Collected data:
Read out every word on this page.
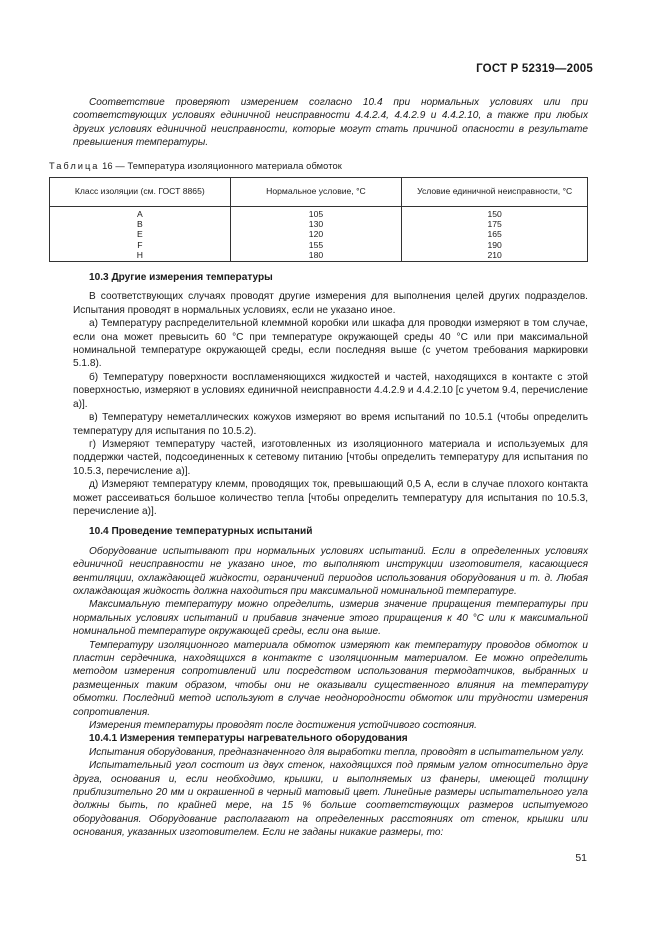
ГОСТ Р 52319—2005

Соответствие проверяют измерением согласно 10.4 при нормальных условиях или при соответствующих условиях единичной неисправности 4.4.2.4, 4.4.2.9 и 4.4.2.10, а также при любых других условиях единичной неисправности, которые могут стать причиной опасности в результате превышения температуры.

Таблица 16 — Температура изоляционного материала обмоток
Класс изоляции (см. ГОСТ 8865)	Нормальное условие, °С	Условие единичной неисправности, °С
А	105	150
В	130	175
Е	120	165
F	155	190
Н	180	210
10.3 Другие измерения температуры

В соответствующих случаях проводят другие измерения для выполнения целей других подразделов. Испытания проводят в нормальных условиях, если не указано иное.

а) Температуру распределительной клеммной коробки или шкафа для проводки измеряют в том случае, если она может превысить 60 °С при температуре окружающей среды 40 °С или при максимальной номинальной температуре окружающей среды, если последняя выше (с учетом требования маркировки 5.1.8).

б) Температуру поверхности воспламеняющихся жидкостей и частей, находящихся в контакте с этой поверхностью, измеряют в условиях единичной неисправности 4.4.2.9 и 4.4.2.10 [с учетом 9.4, перечисление а)].

в) Температуру неметаллических кожухов измеряют во время испытаний по 10.5.1 (чтобы определить температуру для испытания по 10.5.2).

г) Измеряют температуру частей, изготовленных из изоляционного материала и используемых для поддержки частей, подсоединенных к сетевому питанию [чтобы определить температуру для испытания по 10.5.3, перечисление а)].

д) Измеряют температуру клемм, проводящих ток, превышающий 0,5 А, если в случае плохого контакта может рассеиваться большое количество тепла [чтобы определить температуру для испытания по 10.5.3, перечисление а)].

10.4 Проведение температурных испытаний

Оборудование испытывают при нормальных условиях испытаний. Если в определенных условиях единичной неисправности не указано иное, то выполняют инструкции изготовителя, касающиеся вентиляции, охлаждающей жидкости, ограничений периодов использования оборудования и т. д. Любая охлаждающая жидкость должна находиться при максимальной номинальной температуре.

Максимальную температуру можно определить, измерив значение приращения температуры при нормальных условиях испытаний и прибавив значение этого приращения к 40 °С или к максимальной номинальной температуре окружающей среды, если она выше.

Температуру изоляционного материала обмоток измеряют как температуру проводов обмоток и пластин сердечника, находящихся в контакте с изоляционным материалом. Ее можно определить методом измерения сопротивлений или посредством использования термодатчиков, выбранных и размещенных таким образом, чтобы они не оказывали существенного влияния на температуру обмотки. Последний метод используют в случае неоднородности обмоток или трудности измерения сопротивления.

Измерения температуры проводят после достижения устойчивого состояния.

10.4.1 Измерения температуры нагревательного оборудования

Испытания оборудования, предназначенного для выработки тепла, проводят в испытательном углу.

Испытательный угол состоит из двух стенок, находящихся под прямым углом относительно друг друга, основания и, если необходимо, крышки, и выполняемых из фанеры, имеющей толщину приблизительно 20 мм и окрашенной в черный матовый цвет. Линейные размеры испытательного угла должны быть, по крайней мере, на 15 % больше соответствующих размеров испытуемого оборудования. Оборудование располагают на определенных расстояниях от стенок, крышки или основания, указанных изготовителем. Если не заданы никакие размеры, то:

51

Goal of the exercise:
Return the whole listing, word for word, and leave out every picture.

Expected answer:
Read out every word on this page.
ГОСТ Р 52319—2005

Соответствие проверяют измерением согласно 10.4 при нормальных условиях или при соответствующих условиях единичной неисправности 4.4.2.4, 4.4.2.9 и 4.4.2.10, а также при любых других условиях единичной неисправности, которые могут стать причиной опасности в результате превышения температуры.

Таблица 16 — Температура изоляционного материала обмоток
Класс изоляции (см. ГОСТ 8865)	Нормальное условие, °С	Условие единичной неисправности, °С
А	105	150
В	130	175
Е	120	165
F	155	190
Н	180	210
10.3 Другие измерения температуры

В соответствующих случаях проводят другие измерения для выполнения целей других подразделов. Испытания проводят в нормальных условиях, если не указано иное.

а) Температуру распределительной клеммной коробки или шкафа для проводки измеряют в том случае, если она может превысить 60 °С при температуре окружающей среды 40 °С или при максимальной номинальной температуре окружающей среды, если последняя выше (с учетом требования маркировки 5.1.8).

б) Температуру поверхности воспламеняющихся жидкостей и частей, находящихся в контакте с этой поверхностью, измеряют в условиях единичной неисправности 4.4.2.9 и 4.4.2.10 [с учетом 9.4, перечисление а)].

в) Температуру неметаллических кожухов измеряют во время испытаний по 10.5.1 (чтобы определить температуру для испытания по 10.5.2).

г) Измеряют температуру частей, изготовленных из изоляционного материала и используемых для поддержки частей, подсоединенных к сетевому питанию [чтобы определить температуру для испытания по 10.5.3, перечисление а)].

д) Измеряют температуру клемм, проводящих ток, превышающий 0,5 А, если в случае плохого контакта может рассеиваться большое количество тепла [чтобы определить температуру для испытания по 10.5.3, перечисление а)].

10.4 Проведение температурных испытаний

Оборудование испытывают при нормальных условиях испытаний. Если в определенных условиях единичной неисправности не указано иное, то выполняют инструкции изготовителя, касающиеся вентиляции, охлаждающей жидкости, ограничений периодов использования оборудования и т. д. Любая охлаждающая жидкость должна находиться при максимальной номинальной температуре.

Максимальную температуру можно определить, измерив значение приращения температуры при нормальных условиях испытаний и прибавив значение этого приращения к 40 °С или к максимальной номинальной температуре окружающей среды, если она выше.

Температуру изоляционного материала обмоток измеряют как температуру проводов обмоток и пластин сердечника, находящихся в контакте с изоляционным материалом. Ее можно определить методом измерения сопротивлений или посредством использования термодатчиков, выбранных и размещенных таким образом, чтобы они не оказывали существенного влияния на температуру обмотки. Последний метод используют в случае неоднородности обмоток или трудности измерения сопротивления.

Измерения температуры проводят после достижения устойчивого состояния.

10.4.1 Измерения температуры нагревательного оборудования

Испытания оборудования, предназначенного для выработки тепла, проводят в испытательном углу.

Испытательный угол состоит из двух стенок, находящихся под прямым углом относительно друг друга, основания и, если необходимо, крышки, и выполняемых из фанеры, имеющей толщину приблизительно 20 мм и окрашенной в черный матовый цвет. Линейные размеры испытательного угла должны быть, по крайней мере, на 15 % больше соответствующих размеров испытуемого оборудования. Оборудование располагают на определенных расстояниях от стенок, крышки или основания, указанных изготовителем. Если не заданы никакие размеры, то:

51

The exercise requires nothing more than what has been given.